Provided information:

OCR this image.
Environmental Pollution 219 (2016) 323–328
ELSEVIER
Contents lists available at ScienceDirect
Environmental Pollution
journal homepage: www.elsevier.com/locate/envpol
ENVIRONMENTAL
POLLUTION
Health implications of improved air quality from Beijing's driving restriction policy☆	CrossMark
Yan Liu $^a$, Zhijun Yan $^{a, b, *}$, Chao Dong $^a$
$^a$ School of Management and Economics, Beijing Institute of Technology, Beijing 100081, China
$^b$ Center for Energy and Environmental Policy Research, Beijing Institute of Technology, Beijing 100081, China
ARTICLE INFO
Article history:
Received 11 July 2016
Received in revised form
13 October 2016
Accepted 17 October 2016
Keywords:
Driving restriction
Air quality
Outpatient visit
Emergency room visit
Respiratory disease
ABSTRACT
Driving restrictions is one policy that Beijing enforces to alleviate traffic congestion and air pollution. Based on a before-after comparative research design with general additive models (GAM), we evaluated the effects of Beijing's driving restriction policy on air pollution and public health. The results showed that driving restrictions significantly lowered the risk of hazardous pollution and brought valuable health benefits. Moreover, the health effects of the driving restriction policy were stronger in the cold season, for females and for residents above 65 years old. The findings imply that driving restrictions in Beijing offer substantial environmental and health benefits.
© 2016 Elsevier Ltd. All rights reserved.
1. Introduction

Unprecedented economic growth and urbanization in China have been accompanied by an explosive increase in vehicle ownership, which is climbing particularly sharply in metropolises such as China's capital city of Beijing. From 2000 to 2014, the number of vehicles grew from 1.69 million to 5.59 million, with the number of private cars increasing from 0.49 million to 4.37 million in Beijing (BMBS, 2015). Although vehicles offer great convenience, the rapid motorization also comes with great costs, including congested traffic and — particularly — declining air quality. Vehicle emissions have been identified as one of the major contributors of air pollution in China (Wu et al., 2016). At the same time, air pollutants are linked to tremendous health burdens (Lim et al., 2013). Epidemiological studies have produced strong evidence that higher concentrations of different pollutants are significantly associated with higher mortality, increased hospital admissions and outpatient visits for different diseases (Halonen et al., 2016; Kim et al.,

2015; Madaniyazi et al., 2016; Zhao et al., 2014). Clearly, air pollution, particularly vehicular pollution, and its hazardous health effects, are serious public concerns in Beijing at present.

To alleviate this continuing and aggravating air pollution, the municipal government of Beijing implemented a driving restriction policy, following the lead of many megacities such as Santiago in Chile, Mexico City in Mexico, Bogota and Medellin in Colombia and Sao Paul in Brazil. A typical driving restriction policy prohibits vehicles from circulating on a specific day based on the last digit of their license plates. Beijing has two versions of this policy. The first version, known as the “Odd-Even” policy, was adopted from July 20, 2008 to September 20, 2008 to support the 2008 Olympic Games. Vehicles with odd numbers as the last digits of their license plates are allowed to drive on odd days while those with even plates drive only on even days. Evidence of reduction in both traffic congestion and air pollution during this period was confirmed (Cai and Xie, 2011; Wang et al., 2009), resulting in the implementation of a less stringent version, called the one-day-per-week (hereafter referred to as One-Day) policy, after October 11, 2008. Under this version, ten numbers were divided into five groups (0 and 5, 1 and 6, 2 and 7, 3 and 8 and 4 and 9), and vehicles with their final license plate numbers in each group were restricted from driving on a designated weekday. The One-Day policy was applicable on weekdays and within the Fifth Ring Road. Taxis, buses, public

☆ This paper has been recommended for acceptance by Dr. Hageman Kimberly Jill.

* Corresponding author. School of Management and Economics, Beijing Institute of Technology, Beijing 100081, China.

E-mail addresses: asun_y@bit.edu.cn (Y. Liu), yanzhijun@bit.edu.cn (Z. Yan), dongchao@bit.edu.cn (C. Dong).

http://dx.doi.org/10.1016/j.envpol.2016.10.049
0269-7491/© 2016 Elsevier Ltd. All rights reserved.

What this task involves: Work through the listing above and report how many lines include the string "that", with no other text.

Exercise answer: 2